(Data records)

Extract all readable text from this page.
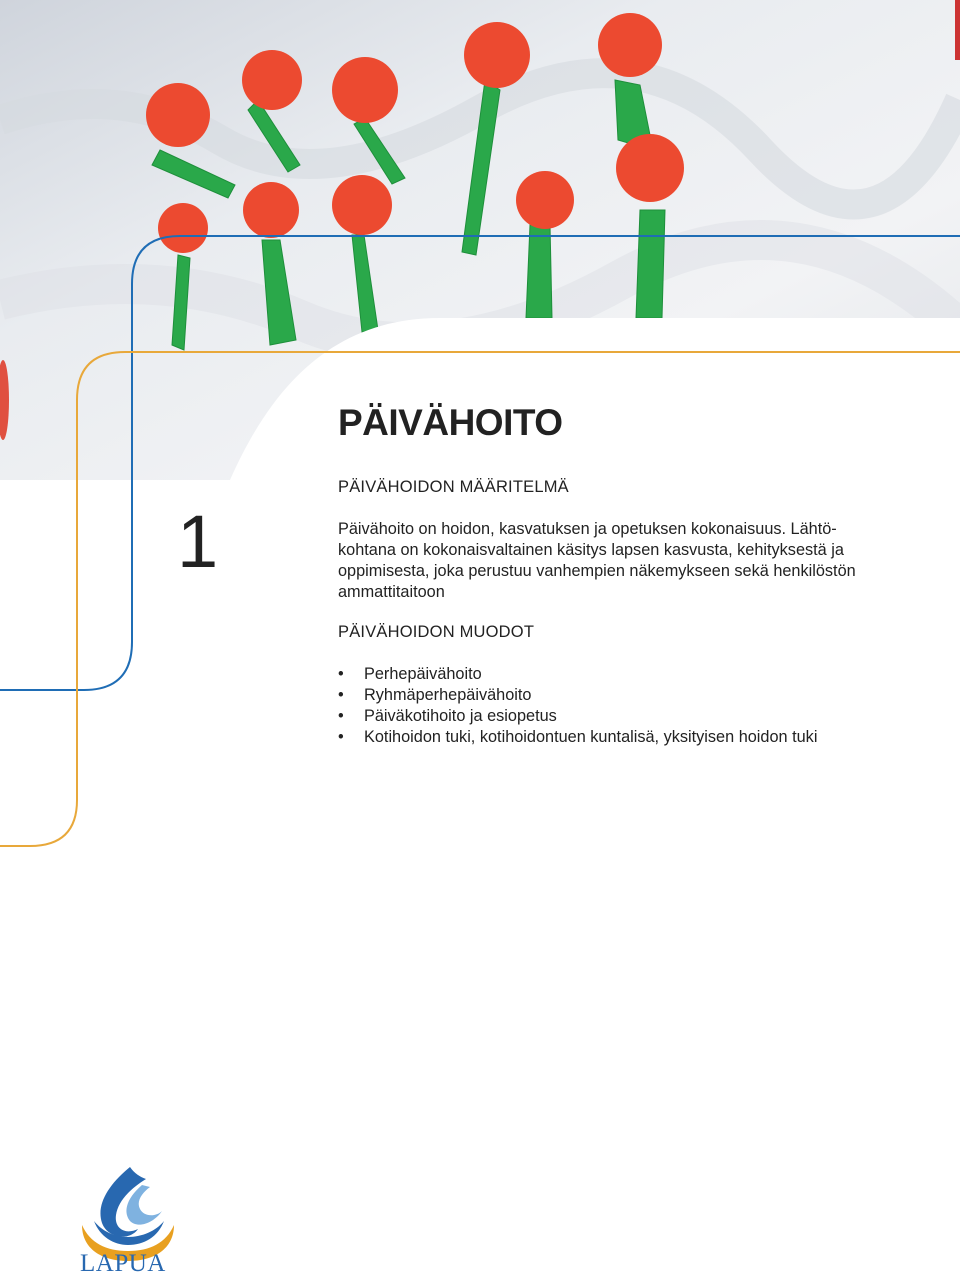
1
PÄIVÄHOITO
PÄIVÄHOIDON MÄÄRITELMÄ

Päivähoito on hoidon, kasvatuksen ja opetuksen kokonaisuus. Lähtö-
kohtana on kokonaisvaltainen käsitys lapsen kasvusta, kehityksestä ja
oppimisesta, joka perustuu vanhempien näkemykseen sekä henkilöstön
ammattitaitoon

PÄIVÄHOIDON MUODOT
• Perhepäivähoito
• Ryhmäperhepäivähoito
• Päiväkotihoito ja esiopetus
• Kotihoidon tuki, kotihoidontuen kuntalisä, yksityisen hoidon tuki
LAPUA
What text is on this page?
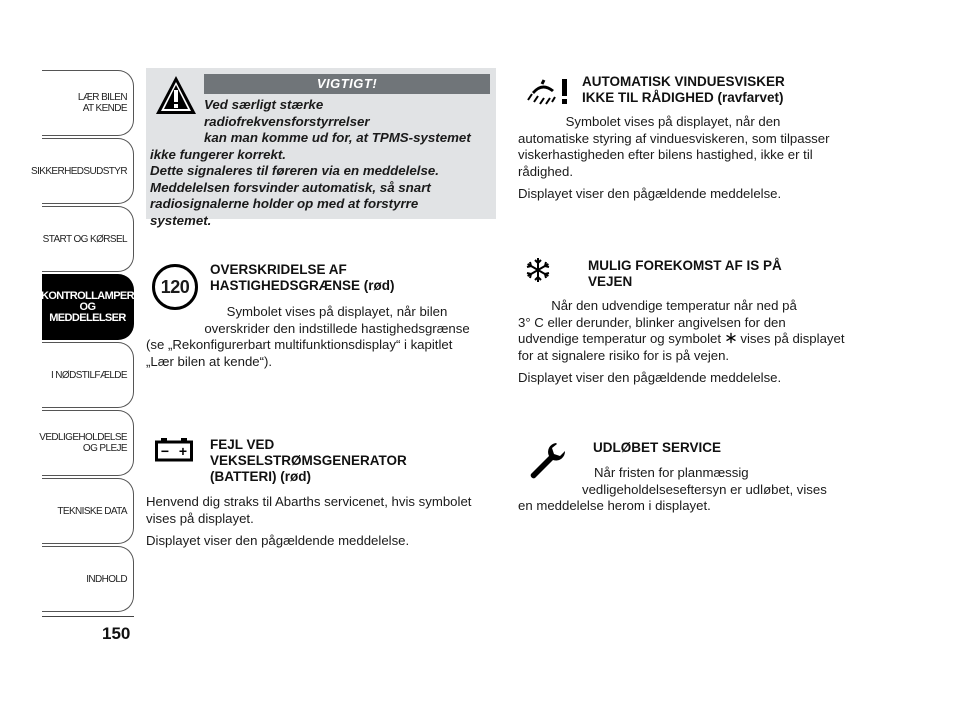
LÆR BILEN
AT KENDE
SIKKERHEDSUDSTYR
START OG KØRSEL
KONTROLLAMPER
OG MEDDELELSER
I NØDSTILFÆLDE
VEDLIGEHOLDELSE
OG PLEJE
TEKNISKE DATA
INDHOLD
150
VIGTIGT!
Ved særligt stærke radiofrekvensforstyrrelser
kan man komme ud for, at TPMS-systemet
ikke fungerer korrekt.
Dette signaleres til føreren via en meddelelse.
Meddelelsen forsvinder automatisk, så snart
radiosignalerne holder op med at forstyrre
systemet.
120
OVERSKRIDELSE AF
HASTIGHEDSGRÆNSE (rød)
Symbolet vises på displayet, når bilen
overskrider den indstillede hastighedsgrænse
(se „Rekonfigurerbart multifunktionsdisplay“ i kapitlet
„Lær bilen at kende“).
− + FEJL VED
VEKSELSTRØMSGENERATOR
(BATTERI) (rød)

Henvend dig straks til Abarths servicenet, hvis symbolet
vises på displayet.

Displayet viser den pågældende meddelelse.

AUTOMATISK VINDUESVISKER
IKKE TIL RÅDIGHED (ravfarvet)
Symbolet vises på displayet, når den
automatiske styring af vinduesviskeren, som tilpasser
viskerhastigheden efter bilens hastighed, ikke er til
rådighed.
Displayet viser den pågældende meddelelse.
MULIG FOREKOMST AF IS PÅ
VEJEN
Når den udvendige temperatur når ned på
3° C eller derunder, blinker angivelsen for den
udvendige temperatur og symbolet vises på displayet
for at signalere risiko for is på vejen.
Displayet viser den pågældende meddelelse.
UDLØBET SERVICE
Når fristen for planmæssig
vedligeholdelseseftersyn er udløbet, vises
en meddelelse herom i displayet.
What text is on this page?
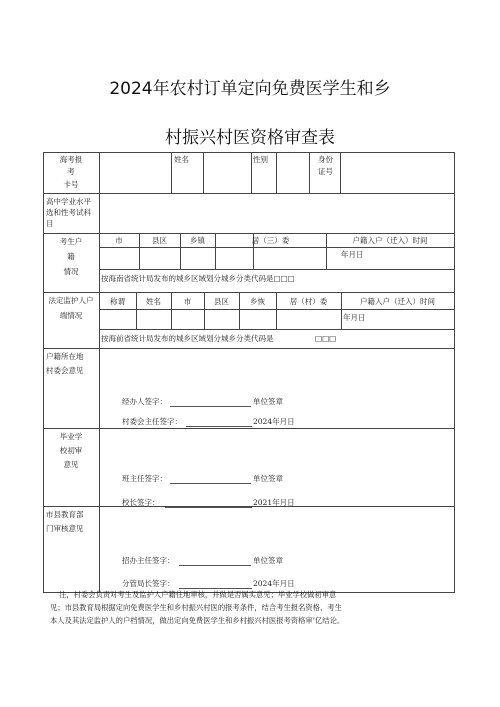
2024年农村订单定向免费医学生和乡
村振兴村医资格审查表
海考报
考
卡号
姓名	性别	身份
证号
高中学业水平选和性考试科目
考生户
籍
情况
市	县区	乡镇	居（三）委	户籍入户（迁入）时间
年月日
按海南省统计局发布的城乡区域划分城乡分类代码是□□□
法定监护人户
端情况
称谓	姓名	市	县区	乡恢	居（村）委	户籍入户（迁入）时间
年月日
按海前省统计局发布的城乡区域划分城乡分类代码是	□□□
户籍所在地
村委会意见
经办人签字：	单位签章
村委会主任签字：	2024年月日
毕业学
校初审
意见
班主任签字：	单位签章
校长签字：	2021年月日
市县教育部
门审核意见
招办主任签字：	单位签章
分管局长签字：	2024年月日

注，村委会负责对考生及监护人户籍住地审核，并做是否属实意见；毕业学校做初审意

见；市县教育局根据定向免费医学生和乡村振兴村医的报考条件，结合考生报名资格、考生

本人及其法定监护人的户档情况，做出定向免费医学生和乡村振兴村医报考资格审’亿结论。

— What the task asks —
Every entry above is to be set down exactly; the pictures are to be left out.

— Expected answer —
Extract all readable text from this page.
1
PÄIVÄHOITO
PÄIVÄHOIDON MÄÄRITELMÄ

Päivähoito on hoidon, kasvatuksen ja opetuksen kokonaisuus. Lähtö-
kohtana on kokonaisvaltainen käsitys lapsen kasvusta, kehityksestä ja
oppimisesta, joka perustuu vanhempien näkemykseen sekä henkilöstön
ammattitaitoon

PÄIVÄHOIDON MUODOT
• Perhepäivähoito
• Ryhmäperhepäivähoito
• Päiväkotihoito ja esiopetus
• Kotihoidon tuki, kotihoidontuen kuntalisä, yksityisen hoidon tuki
LAPUA
What text is on this page?
LÆR BILEN
AT KENDE
SIKKERHEDSUDSTYR
START OG KØRSEL
KONTROLLAMPER
OG MEDDELELSER
I NØDSTILFÆLDE
VEDLIGEHOLDELSE
OG PLEJE
TEKNISKE DATA
INDHOLD
150
VIGTIGT!
Ved særligt stærke radiofrekvensforstyrrelser
kan man komme ud for, at TPMS-systemet
ikke fungerer korrekt.
Dette signaleres til føreren via en meddelelse.
Meddelelsen forsvinder automatisk, så snart
radiosignalerne holder op med at forstyrre
systemet.
120
OVERSKRIDELSE AF
HASTIGHEDSGRÆNSE (rød)
Symbolet vises på displayet, når bilen
overskrider den indstillede hastighedsgrænse
(se „Rekonfigurerbart multifunktionsdisplay“ i kapitlet
„Lær bilen at kende“).
− + FEJL VED
VEKSELSTRØMSGENERATOR
(BATTERI) (rød)

Henvend dig straks til Abarths servicenet, hvis symbolet
vises på displayet.

Displayet viser den pågældende meddelelse.

AUTOMATISK VINDUESVISKER
IKKE TIL RÅDIGHED (ravfarvet)
Symbolet vises på displayet, når den
automatiske styring af vinduesviskeren, som tilpasser
viskerhastigheden efter bilens hastighed, ikke er til
rådighed.
Displayet viser den pågældende meddelelse.
MULIG FOREKOMST AF IS PÅ
VEJEN
Når den udvendige temperatur når ned på
3° C eller derunder, blinker angivelsen for den
udvendige temperatur og symbolet vises på displayet
for at signalere risiko for is på vejen.
Displayet viser den pågældende meddelelse.
UDLØBET SERVICE
Når fristen for planmæssig
vedligeholdelseseftersyn er udløbet, vises
en meddelelse herom i displayet.
What text is on this page?
2024年农村订单定向免费医学生和乡
村振兴村医资格审查表
海考报
考
卡号
姓名	性别	身份
证号
高中学业水平选和性考试科目
考生户
籍
情况
市	县区	乡镇	居（三）委	户籍入户（迁入）时间
年月日
按海南省统计局发布的城乡区域划分城乡分类代码是□□□
法定监护人户
端情况
称谓	姓名	市	县区	乡恢	居（村）委	户籍入户（迁入）时间
年月日
按海前省统计局发布的城乡区域划分城乡分类代码是	□□□
户籍所在地
村委会意见
经办人签字：	单位签章
村委会主任签字：	2024年月日
毕业学
校初审
意见
班主任签字：	单位签章
校长签字：	2021年月日
市县教育部
门审核意见
招办主任签字：	单位签章
分管局长签字：	2024年月日

注，村委会负责对考生及监护人户籍住地审核，并做是否属实意见；毕业学校做初审意

见；市县教育局根据定向免费医学生和乡村振兴村医的报考条件，结合考生报名资格、考生

本人及其法定监护人的户档情况，做出定向免费医学生和乡村振兴村医报考资格审’亿结论。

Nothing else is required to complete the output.